### TEXTO FACILITADO
Tras descubrir la de la directora, aparece la tercera matrioshka: Olivia Colman, con su excepcional interpretación. La actriz británica, que hizo sus pinitos con series de la BBC como Bruiser o People Like Us entre 2000 y 2001, y pasó por la The Office inglesa en 2002, trabajó mucho para la televisión en sus primeros años, con alguna aparición esporádica en largometrajes. En 2007 empezó a poner el pie de manera más firme en el mundo del cine con tres películas: Hot Fuzz, Grow Your Own y I Could Never Be Your Woman, esta última ya una producción estadounidense con Michelle Pfeiffer al frente del reparto. Pero lo que siguió no fue un cambio de medio, sino la combinación de ambos, con su intervención en series de prestigio como Beautiful People o The Night Manager,pero sobre todo Fleabag, donde interpreta a la madrastra de Phoebe Waller-Bridge, y The Crown, en que la vemos ni más ni menos como a la reina Isabel II. A esto cabe añadir sus apariciones en la gran pantalla, donde destacan su incorporación de la hija de Margaret Thatcher/Meryl Streep en The Iron Lady;su doble colaboración con Yorgos Lanthimos en The Lobster y The Favourite –aquí como otra reina británica, Anne, mucho más histriónica que la actual, y muy bien secundada por Emma Stone y Rachel Weisz y sobre todo su gran papel como hija de un inconmensurable Anthony Hopkins en The Father, que le valió su anterior nominación al Oscar como actriz secundaria, tras haberlo ganado como principal por The Favourite.

Poco más se puede decir de una intérprete a la que en los últimos años los éxitos le llueven, tanto en premios como en reconocimiento de crítica y público. Sobre su interpretación en The Last Daughter, quizá podamos añadir que dota a su personaje de una gama de matices extraordinaria, con unos comportamientos atípicos, ocultos, inexplicables volviendo a los contrastes que decíamos al principio, a los que da credibilidad con sus silencios, sus penetrantes miradas y sus esporádicas risas y sonrisas. Estamos ante otro trabajo cumbre de la británica, que se suma a otros de los últimos cinco o seis años ya mencionados.

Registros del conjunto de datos

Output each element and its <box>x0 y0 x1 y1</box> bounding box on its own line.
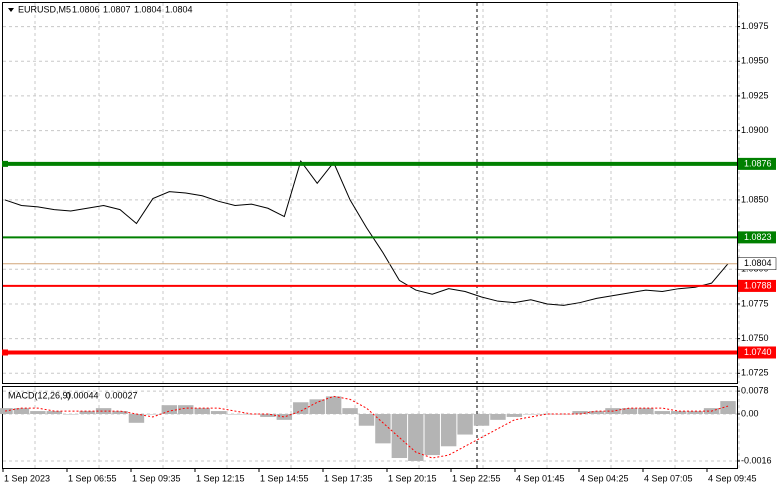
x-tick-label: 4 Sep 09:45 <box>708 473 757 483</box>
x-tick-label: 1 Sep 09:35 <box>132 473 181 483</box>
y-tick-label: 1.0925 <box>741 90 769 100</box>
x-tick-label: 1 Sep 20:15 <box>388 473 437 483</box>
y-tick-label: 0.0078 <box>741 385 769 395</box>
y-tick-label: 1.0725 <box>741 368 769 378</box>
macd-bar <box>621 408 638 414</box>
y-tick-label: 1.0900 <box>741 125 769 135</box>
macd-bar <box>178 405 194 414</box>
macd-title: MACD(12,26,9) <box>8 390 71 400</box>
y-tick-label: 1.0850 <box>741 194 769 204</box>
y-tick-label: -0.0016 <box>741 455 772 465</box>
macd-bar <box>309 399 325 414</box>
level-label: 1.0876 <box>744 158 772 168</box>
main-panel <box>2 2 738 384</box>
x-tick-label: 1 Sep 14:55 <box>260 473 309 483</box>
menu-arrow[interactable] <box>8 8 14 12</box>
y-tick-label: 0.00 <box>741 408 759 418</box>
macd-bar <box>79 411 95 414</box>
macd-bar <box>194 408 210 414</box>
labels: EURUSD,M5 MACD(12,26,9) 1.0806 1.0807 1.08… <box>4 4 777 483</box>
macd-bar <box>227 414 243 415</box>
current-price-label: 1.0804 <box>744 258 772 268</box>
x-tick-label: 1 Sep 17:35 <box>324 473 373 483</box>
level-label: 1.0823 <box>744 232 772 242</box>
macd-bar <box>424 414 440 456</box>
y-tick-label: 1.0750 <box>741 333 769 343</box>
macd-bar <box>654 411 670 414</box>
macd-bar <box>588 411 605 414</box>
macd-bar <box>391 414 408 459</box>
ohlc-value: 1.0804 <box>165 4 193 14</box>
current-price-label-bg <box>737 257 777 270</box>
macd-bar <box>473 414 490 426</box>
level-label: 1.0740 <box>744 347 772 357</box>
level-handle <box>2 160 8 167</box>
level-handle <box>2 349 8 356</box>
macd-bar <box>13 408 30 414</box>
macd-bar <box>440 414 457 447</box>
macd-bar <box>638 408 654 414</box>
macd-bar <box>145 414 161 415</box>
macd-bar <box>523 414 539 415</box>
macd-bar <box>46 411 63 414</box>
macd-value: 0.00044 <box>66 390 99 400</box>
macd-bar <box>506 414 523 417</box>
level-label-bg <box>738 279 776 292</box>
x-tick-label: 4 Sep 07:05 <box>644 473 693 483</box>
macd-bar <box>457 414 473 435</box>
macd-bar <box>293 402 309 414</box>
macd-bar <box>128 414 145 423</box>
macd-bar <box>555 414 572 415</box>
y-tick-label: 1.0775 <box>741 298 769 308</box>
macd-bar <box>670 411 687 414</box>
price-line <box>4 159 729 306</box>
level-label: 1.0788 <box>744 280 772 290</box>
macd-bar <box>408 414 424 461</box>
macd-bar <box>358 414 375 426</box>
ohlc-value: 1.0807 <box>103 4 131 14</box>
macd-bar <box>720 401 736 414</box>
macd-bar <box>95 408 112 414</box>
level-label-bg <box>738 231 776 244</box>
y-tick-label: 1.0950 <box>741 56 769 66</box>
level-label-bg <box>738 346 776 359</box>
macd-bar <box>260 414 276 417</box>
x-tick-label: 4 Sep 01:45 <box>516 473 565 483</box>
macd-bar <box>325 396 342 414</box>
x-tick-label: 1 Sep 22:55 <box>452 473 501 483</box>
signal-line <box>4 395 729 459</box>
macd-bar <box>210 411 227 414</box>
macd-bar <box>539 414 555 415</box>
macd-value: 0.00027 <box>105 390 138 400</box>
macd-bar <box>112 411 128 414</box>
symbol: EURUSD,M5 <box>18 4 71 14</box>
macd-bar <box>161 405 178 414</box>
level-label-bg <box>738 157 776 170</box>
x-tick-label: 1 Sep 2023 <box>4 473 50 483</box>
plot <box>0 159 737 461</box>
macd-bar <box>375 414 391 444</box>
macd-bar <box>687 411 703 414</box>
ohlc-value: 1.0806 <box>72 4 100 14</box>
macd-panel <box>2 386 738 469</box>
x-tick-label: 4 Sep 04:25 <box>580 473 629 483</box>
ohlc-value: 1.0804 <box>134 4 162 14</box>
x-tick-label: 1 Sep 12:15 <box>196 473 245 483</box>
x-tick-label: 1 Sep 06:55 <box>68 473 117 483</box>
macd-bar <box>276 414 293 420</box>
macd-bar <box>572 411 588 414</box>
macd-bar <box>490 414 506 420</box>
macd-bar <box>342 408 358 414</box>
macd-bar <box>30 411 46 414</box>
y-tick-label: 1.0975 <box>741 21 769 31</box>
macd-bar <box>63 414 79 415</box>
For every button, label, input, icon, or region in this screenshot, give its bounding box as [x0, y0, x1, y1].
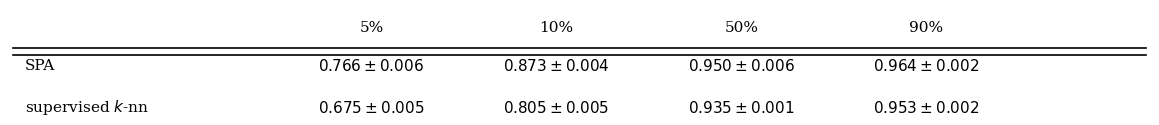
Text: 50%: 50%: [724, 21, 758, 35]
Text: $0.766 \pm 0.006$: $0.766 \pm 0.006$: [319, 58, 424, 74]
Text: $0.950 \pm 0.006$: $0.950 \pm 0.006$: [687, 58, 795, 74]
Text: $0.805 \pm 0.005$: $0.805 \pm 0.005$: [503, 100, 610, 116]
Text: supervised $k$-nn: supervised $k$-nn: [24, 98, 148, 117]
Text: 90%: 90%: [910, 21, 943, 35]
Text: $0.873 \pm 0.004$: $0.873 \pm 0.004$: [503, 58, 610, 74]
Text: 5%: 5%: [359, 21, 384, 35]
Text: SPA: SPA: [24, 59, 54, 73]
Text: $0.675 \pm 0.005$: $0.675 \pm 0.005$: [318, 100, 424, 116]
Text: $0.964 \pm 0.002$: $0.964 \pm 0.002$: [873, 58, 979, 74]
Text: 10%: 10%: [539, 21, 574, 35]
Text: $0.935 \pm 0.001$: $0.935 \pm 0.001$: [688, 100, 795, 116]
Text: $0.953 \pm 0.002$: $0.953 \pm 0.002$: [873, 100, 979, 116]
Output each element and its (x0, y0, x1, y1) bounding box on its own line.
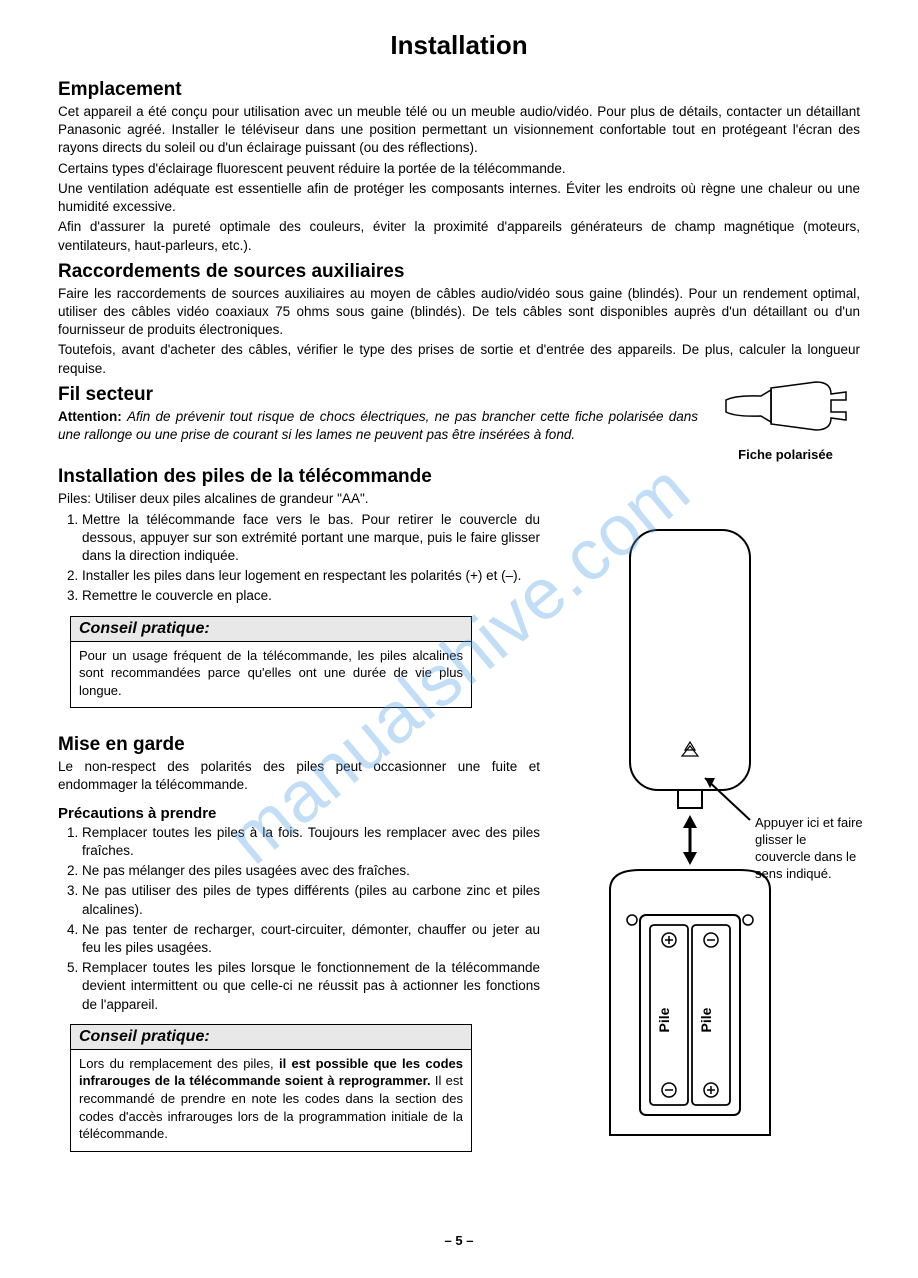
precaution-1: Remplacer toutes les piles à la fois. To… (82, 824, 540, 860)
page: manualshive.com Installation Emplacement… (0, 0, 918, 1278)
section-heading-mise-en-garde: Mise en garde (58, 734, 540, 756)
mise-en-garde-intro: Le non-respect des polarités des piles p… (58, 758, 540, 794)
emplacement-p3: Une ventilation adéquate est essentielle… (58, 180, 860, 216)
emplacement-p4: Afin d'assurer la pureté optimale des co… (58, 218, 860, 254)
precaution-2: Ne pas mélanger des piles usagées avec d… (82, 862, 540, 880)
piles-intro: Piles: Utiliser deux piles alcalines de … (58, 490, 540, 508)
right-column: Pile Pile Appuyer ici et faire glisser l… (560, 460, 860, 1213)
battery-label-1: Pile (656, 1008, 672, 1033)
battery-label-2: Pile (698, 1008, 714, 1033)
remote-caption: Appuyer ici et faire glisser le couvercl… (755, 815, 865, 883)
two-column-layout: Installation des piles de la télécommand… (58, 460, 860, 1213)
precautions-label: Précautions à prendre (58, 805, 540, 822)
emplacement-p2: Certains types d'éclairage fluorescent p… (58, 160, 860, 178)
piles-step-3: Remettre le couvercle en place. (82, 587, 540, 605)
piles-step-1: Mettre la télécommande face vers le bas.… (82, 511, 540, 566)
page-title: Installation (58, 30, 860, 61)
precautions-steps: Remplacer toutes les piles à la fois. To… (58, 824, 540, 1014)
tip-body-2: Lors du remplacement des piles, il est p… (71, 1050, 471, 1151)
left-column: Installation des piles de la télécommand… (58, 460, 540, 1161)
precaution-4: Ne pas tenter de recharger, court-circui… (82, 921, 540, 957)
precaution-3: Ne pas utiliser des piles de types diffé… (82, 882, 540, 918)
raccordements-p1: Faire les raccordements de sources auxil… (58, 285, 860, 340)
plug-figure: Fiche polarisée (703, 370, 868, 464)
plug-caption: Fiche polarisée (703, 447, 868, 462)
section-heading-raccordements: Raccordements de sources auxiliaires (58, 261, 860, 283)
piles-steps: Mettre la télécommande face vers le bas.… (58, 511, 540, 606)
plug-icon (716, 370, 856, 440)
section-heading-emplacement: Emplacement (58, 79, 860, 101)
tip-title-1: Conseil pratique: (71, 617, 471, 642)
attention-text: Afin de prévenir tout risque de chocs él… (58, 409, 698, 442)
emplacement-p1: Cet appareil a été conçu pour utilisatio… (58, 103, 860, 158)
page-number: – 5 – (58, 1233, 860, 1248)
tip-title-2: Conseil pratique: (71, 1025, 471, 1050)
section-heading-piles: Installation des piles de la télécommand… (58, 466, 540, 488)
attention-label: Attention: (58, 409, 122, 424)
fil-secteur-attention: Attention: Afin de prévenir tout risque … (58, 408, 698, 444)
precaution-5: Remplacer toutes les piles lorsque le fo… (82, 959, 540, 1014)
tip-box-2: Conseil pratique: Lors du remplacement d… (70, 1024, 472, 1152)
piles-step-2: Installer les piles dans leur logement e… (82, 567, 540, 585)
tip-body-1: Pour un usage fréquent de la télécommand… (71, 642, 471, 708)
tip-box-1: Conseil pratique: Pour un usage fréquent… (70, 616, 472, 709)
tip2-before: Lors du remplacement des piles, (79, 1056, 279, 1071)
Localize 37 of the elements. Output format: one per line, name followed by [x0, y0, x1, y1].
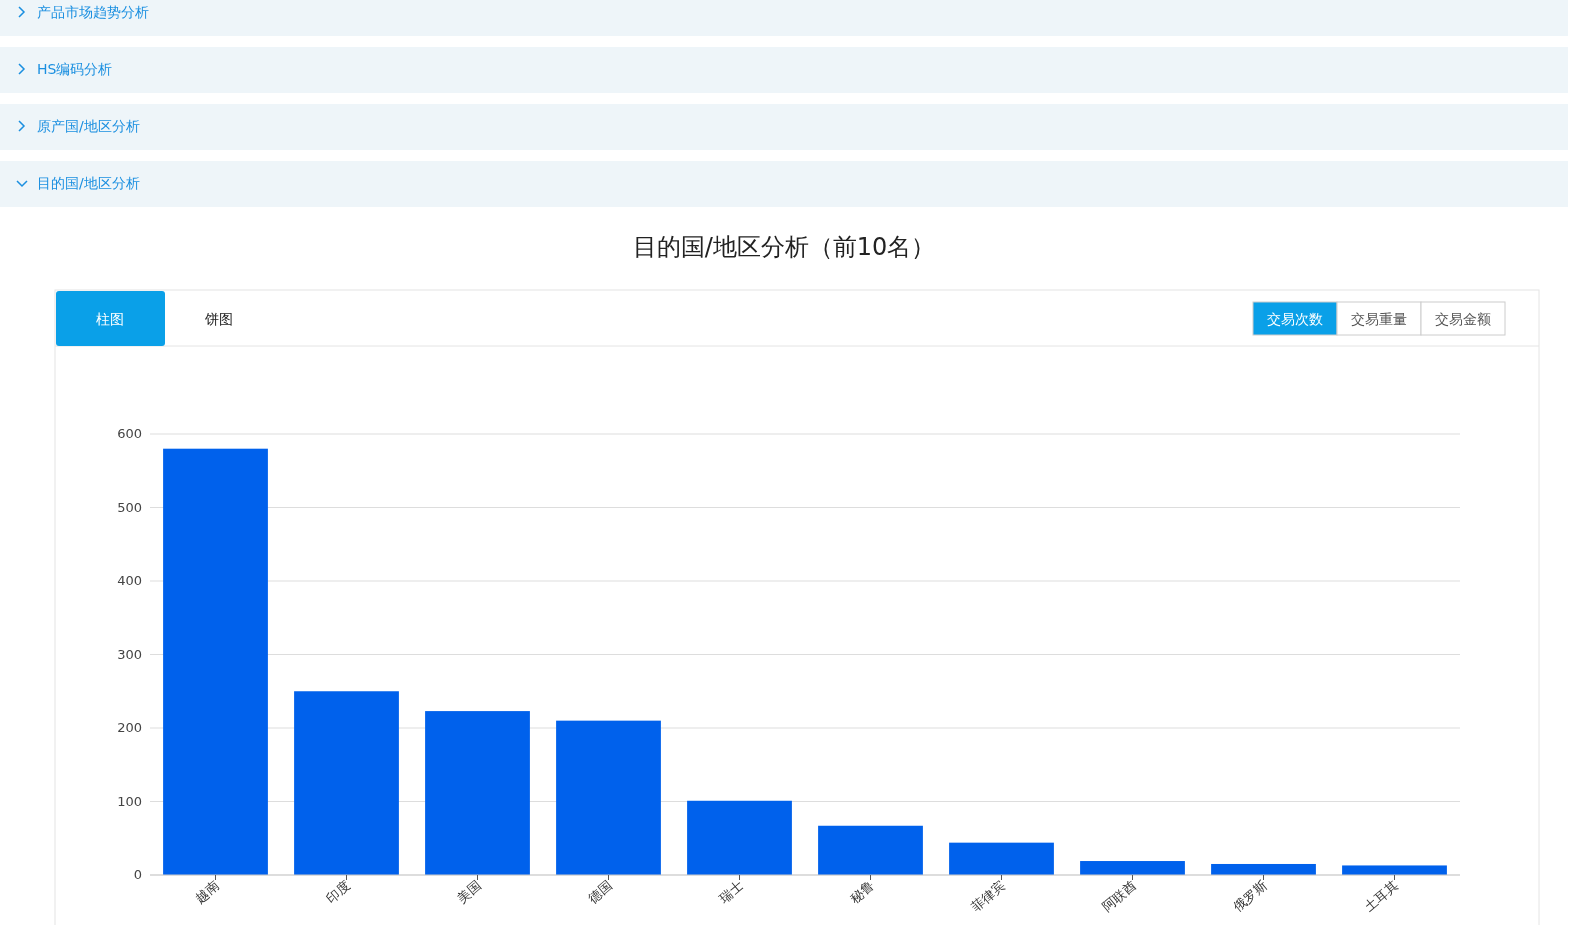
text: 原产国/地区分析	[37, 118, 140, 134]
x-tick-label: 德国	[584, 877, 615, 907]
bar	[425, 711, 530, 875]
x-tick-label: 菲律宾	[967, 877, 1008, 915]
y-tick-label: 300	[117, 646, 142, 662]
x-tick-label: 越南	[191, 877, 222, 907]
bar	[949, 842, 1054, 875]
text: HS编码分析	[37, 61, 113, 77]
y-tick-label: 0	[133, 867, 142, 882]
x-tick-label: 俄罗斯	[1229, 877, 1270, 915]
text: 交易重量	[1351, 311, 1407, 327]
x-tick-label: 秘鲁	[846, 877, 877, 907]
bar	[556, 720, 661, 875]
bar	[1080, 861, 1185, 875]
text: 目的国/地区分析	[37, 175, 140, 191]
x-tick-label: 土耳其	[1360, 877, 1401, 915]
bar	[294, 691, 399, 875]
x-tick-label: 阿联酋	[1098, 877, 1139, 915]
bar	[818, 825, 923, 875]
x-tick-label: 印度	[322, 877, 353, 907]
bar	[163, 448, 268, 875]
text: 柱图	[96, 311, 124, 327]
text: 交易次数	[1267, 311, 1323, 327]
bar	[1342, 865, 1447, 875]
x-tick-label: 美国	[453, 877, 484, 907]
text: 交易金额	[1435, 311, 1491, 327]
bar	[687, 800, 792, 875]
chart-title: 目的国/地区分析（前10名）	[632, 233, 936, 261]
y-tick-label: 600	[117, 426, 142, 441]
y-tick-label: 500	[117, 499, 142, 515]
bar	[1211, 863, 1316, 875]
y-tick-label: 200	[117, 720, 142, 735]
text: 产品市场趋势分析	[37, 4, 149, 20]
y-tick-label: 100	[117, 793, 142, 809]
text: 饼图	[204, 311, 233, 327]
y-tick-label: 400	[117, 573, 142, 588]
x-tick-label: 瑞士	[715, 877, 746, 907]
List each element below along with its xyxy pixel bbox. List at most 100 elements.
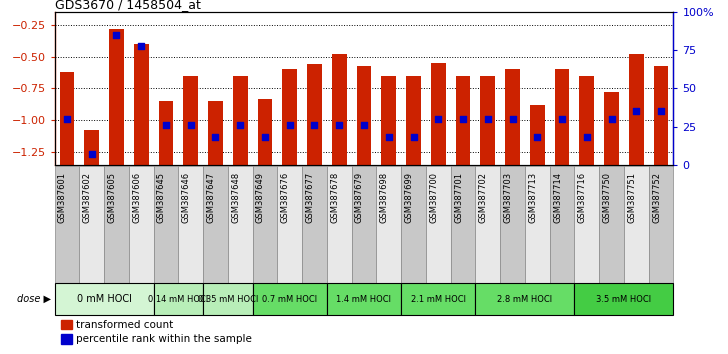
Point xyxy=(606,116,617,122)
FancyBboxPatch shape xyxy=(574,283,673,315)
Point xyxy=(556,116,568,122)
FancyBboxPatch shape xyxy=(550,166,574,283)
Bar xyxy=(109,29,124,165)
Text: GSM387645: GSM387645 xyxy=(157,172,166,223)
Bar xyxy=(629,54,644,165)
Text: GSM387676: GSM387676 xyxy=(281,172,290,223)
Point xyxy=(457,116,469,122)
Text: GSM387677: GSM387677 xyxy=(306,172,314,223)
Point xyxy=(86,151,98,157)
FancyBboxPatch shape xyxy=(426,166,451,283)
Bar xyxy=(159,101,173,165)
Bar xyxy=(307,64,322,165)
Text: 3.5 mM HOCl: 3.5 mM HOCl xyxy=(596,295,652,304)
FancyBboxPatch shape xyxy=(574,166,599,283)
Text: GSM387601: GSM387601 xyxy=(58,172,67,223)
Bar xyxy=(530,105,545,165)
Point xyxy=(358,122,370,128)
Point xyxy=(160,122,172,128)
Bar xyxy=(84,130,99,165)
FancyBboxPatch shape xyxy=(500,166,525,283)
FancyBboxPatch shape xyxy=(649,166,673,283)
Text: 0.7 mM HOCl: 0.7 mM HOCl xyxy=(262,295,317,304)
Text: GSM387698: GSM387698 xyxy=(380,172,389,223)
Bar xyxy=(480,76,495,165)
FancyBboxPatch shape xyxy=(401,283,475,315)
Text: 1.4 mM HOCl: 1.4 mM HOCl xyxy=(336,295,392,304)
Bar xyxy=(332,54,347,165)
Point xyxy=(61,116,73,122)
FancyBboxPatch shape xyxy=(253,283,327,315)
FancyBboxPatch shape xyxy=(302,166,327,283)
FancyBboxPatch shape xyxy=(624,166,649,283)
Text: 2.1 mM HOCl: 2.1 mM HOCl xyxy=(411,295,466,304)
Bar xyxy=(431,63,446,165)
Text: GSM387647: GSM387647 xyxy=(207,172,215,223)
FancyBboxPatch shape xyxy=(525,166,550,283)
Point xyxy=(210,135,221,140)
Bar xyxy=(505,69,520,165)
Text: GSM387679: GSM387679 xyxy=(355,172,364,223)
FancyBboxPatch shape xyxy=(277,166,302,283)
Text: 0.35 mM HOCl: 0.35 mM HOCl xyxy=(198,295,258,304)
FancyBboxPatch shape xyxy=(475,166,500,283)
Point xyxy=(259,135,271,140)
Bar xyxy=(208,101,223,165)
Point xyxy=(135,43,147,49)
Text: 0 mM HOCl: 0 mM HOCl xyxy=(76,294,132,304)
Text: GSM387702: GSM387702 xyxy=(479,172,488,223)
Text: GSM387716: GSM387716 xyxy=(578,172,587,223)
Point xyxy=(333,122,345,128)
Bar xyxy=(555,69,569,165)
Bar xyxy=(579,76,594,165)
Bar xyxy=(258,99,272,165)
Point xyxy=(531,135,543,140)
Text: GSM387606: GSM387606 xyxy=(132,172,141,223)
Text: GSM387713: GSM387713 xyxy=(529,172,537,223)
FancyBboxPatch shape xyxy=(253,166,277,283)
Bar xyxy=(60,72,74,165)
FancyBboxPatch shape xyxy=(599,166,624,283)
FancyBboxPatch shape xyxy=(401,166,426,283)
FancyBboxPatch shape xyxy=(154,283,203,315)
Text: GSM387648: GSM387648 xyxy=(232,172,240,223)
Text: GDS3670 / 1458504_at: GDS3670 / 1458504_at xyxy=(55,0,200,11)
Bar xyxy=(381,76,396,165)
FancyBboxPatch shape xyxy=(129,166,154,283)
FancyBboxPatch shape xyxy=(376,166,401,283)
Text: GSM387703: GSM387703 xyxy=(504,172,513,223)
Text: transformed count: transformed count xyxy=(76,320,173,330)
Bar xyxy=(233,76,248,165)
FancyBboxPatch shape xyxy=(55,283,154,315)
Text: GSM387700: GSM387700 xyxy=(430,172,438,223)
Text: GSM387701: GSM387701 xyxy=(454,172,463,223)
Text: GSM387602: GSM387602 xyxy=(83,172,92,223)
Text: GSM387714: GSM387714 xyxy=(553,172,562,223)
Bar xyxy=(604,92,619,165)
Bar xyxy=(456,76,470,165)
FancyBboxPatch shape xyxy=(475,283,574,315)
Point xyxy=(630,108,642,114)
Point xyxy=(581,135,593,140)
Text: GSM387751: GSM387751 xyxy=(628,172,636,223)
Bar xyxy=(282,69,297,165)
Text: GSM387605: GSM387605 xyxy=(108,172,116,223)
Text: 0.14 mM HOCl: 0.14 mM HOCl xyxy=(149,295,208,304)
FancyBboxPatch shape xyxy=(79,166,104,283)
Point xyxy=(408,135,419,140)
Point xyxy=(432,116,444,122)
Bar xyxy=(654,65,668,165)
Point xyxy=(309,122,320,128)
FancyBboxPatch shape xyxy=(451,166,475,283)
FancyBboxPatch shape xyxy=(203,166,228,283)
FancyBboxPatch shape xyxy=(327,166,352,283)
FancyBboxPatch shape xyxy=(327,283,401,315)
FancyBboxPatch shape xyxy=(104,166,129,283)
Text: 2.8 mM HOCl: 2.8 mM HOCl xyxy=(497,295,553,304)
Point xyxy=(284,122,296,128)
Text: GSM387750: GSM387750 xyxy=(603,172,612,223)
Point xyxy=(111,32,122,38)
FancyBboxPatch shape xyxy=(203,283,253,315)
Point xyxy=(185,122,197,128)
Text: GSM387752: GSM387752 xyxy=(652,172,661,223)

### TRABAJO POR HACER
- A) Haz una lista con todas las series de televisión que aparecen en el texto sobre Olivia Colman.
- B) Copia del listado todo lo que va desde la línea que contiene "118, 140, 134]" hasta la línea que contiene "720, 661, 875]", incluidas las dos.

### LISTA DE RESPUESTAS
- A)
Bruiser
People Like Us
The Office
Beautiful People
The Night Manager
Fleabag
The Crown

- B)
text: 原产国/地区分析	[37, 118, 140, 134]
x-tick-label: 德国	[584, 877, 615, 907]
bar	[425, 711, 530, 875]
x-tick-label: 菲律宾	[967, 877, 1008, 915]
y-tick-label: 300	[117, 646, 142, 662]
x-tick-label: 越南	[191, 877, 222, 907]
bar	[949, 842, 1054, 875]
text: HS编码分析	[37, 61, 113, 77]
y-tick-label: 0	[133, 867, 142, 882]
x-tick-label: 俄罗斯	[1229, 877, 1270, 915]
text: 交易重量	[1351, 311, 1407, 327]
x-tick-label: 秘鲁	[846, 877, 877, 907]
bar	[556, 720, 661, 875]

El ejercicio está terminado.